State how many lines of the entries below hold the word "JSON"; reply with nothing but the number.

— Start of SUPPLIED RECORDS —

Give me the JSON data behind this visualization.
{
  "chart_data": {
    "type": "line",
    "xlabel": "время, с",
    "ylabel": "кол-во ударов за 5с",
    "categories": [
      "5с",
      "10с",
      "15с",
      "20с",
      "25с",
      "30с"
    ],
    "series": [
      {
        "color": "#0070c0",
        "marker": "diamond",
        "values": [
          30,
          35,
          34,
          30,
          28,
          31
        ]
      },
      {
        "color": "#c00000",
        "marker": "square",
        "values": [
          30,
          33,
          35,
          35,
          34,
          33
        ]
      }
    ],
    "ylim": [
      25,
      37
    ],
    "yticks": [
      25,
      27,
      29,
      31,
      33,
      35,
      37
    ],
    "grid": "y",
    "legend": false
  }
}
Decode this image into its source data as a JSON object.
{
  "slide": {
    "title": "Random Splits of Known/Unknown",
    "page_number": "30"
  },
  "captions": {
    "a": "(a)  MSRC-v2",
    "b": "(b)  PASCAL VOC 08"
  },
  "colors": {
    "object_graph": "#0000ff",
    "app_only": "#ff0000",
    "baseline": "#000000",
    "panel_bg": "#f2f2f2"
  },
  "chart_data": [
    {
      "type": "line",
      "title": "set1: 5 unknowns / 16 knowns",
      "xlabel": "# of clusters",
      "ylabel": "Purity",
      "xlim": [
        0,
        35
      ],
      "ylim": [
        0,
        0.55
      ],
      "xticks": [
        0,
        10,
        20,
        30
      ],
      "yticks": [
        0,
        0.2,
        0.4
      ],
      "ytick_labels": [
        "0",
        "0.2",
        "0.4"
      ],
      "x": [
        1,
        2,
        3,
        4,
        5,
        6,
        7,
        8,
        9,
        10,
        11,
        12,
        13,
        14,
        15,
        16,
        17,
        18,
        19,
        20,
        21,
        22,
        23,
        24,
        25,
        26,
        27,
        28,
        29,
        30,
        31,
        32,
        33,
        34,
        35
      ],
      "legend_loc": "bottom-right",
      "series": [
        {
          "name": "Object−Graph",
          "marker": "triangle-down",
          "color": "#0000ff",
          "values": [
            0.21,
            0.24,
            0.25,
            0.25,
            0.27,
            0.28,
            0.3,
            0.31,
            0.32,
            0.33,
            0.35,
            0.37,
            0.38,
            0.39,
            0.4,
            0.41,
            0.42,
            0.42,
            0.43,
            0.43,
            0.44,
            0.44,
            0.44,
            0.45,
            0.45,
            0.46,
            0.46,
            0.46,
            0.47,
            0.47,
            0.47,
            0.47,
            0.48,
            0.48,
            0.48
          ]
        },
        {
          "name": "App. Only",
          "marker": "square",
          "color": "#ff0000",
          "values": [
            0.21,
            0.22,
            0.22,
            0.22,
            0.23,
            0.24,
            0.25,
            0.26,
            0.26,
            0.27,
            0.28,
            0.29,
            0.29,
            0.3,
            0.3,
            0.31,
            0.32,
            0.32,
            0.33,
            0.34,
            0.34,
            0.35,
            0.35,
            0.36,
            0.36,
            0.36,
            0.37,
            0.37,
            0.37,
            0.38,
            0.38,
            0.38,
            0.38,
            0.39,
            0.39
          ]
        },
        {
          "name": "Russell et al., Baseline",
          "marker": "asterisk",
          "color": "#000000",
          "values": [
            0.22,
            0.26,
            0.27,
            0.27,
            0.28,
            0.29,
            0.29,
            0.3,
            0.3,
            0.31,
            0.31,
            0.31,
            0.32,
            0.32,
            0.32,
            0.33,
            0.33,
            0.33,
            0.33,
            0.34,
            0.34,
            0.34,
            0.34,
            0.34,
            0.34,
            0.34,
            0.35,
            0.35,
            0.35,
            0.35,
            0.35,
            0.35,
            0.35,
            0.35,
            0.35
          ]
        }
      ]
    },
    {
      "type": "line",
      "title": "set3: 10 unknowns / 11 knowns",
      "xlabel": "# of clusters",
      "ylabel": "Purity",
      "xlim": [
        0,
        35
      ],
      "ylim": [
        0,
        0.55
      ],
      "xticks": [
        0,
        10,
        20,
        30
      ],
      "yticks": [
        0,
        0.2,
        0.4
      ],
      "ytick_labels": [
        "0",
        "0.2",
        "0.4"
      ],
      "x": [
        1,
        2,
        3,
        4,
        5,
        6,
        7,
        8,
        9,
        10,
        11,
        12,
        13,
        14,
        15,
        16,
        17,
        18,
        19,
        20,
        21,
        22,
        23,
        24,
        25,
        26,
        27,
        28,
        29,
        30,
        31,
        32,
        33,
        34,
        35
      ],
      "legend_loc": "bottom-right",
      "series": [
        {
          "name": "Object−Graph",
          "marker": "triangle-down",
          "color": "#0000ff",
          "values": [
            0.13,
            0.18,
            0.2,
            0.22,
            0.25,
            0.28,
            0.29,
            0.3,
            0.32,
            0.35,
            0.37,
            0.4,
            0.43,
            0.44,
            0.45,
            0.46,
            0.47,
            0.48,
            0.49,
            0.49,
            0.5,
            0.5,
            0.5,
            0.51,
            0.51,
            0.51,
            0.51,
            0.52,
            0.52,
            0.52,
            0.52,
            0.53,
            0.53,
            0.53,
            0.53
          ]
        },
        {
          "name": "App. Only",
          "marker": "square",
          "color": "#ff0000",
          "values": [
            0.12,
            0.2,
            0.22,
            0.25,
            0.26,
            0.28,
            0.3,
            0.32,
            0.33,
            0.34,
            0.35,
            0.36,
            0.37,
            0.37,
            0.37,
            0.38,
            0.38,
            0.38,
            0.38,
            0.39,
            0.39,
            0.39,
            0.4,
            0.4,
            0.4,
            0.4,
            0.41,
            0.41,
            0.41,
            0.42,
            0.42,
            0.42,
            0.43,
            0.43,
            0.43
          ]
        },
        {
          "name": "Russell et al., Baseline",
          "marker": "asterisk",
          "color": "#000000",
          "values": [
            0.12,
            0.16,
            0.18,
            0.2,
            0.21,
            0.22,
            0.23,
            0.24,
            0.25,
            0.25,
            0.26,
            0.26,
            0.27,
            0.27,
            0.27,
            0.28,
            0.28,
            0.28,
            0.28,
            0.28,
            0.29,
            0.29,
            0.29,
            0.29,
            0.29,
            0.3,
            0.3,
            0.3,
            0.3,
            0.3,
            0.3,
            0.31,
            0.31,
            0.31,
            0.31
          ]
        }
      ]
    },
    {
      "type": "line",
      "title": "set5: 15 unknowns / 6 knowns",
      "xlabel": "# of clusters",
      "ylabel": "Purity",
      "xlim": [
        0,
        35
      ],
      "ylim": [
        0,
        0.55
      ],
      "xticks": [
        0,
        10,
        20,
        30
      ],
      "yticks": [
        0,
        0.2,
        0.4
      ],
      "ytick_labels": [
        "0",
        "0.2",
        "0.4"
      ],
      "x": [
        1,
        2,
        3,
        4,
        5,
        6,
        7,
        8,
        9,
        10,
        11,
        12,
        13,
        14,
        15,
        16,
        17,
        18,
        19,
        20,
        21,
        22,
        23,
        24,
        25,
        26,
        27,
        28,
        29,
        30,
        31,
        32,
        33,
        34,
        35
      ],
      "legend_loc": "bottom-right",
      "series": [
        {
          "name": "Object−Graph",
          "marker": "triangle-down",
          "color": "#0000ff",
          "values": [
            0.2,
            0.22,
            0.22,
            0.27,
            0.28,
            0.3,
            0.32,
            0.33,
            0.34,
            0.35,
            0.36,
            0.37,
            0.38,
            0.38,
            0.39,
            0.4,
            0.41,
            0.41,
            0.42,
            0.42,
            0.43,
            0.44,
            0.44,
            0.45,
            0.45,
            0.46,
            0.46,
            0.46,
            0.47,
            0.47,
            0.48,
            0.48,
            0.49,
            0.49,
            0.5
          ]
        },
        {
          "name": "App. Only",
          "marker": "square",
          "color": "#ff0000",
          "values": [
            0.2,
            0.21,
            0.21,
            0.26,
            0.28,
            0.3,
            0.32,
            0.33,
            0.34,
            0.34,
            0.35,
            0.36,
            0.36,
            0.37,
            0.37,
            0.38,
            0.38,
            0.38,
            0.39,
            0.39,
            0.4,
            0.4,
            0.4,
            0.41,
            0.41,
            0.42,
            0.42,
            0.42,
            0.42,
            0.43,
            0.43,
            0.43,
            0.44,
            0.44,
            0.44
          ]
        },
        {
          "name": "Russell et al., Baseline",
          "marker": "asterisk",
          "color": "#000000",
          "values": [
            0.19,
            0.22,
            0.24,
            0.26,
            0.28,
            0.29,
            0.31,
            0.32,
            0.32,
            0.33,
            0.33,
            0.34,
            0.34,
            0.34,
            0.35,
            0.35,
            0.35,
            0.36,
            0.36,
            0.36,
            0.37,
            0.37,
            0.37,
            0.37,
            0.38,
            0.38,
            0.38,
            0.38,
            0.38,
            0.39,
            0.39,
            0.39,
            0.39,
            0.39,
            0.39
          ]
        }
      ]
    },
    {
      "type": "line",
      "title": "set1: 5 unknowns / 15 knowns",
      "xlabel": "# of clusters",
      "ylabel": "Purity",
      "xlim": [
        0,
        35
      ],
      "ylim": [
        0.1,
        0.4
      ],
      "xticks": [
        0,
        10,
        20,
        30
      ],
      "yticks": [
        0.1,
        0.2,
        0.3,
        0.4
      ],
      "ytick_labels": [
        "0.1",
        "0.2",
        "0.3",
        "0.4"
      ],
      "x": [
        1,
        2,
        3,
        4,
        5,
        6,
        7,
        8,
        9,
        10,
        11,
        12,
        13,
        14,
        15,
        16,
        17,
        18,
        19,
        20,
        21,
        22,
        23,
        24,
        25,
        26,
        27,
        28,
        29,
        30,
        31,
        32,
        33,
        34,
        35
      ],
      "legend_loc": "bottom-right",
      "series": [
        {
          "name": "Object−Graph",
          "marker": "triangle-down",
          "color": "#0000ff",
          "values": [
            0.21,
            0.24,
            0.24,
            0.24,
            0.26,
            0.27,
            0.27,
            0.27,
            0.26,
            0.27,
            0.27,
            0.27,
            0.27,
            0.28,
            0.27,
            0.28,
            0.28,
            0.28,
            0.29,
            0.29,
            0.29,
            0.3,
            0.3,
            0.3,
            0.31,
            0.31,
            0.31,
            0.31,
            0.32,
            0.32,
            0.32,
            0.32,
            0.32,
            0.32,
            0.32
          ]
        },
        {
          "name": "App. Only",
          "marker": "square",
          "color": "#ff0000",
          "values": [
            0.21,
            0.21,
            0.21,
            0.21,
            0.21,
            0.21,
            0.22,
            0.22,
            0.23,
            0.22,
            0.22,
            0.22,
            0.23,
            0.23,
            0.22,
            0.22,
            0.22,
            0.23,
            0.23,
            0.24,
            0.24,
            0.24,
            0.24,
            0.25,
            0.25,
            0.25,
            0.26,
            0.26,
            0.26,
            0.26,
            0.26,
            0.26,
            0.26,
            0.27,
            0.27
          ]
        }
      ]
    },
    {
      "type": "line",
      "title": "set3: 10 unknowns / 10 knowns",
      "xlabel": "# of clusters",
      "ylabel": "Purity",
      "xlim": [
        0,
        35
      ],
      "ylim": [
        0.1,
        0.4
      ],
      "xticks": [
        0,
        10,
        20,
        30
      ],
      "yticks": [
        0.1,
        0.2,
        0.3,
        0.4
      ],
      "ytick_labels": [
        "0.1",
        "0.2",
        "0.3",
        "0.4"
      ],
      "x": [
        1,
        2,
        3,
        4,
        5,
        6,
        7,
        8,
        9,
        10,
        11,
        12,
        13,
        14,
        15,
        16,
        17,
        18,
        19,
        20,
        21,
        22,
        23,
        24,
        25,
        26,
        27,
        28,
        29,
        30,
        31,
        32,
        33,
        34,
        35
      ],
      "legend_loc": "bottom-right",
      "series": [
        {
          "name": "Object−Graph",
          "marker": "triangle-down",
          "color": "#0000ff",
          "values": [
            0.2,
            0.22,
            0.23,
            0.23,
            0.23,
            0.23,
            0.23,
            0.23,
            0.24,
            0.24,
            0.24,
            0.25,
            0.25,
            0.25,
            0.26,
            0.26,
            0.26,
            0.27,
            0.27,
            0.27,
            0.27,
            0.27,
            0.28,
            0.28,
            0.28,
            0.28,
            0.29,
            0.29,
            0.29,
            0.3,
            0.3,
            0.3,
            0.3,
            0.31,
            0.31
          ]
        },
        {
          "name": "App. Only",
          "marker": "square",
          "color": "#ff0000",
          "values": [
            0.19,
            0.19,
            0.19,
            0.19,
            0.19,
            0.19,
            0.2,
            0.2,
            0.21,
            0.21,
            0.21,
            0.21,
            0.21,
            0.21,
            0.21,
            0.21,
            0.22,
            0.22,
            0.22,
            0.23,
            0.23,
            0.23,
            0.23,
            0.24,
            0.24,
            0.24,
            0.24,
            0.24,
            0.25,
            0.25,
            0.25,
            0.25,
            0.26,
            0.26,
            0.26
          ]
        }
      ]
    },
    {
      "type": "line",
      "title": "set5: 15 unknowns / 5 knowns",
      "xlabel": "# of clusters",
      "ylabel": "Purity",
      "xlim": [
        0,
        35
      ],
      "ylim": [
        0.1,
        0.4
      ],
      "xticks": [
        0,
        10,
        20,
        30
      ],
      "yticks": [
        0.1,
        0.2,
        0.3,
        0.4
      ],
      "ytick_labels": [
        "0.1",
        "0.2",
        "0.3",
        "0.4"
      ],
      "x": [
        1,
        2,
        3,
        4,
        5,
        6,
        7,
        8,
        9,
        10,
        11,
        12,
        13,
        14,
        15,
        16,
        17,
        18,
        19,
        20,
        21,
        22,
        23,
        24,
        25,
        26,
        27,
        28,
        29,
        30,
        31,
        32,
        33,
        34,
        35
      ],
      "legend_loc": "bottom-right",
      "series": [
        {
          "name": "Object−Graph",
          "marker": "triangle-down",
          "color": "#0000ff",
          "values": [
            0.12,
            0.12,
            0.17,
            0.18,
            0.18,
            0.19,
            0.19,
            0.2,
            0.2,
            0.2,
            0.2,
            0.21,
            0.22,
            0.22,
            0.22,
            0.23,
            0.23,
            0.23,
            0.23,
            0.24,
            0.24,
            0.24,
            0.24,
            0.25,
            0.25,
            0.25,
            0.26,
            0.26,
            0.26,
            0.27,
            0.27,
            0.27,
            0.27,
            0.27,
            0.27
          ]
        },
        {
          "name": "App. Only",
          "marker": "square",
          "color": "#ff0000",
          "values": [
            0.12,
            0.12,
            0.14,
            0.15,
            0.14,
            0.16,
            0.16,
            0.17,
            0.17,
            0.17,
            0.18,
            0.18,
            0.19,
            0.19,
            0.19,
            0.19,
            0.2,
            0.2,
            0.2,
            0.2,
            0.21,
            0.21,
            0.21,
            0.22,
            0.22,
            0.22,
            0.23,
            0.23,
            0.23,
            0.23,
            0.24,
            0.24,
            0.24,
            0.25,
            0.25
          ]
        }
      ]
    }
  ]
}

— End of SUPPLIED RECORDS —

■ COMPLETE RESPONSE: 2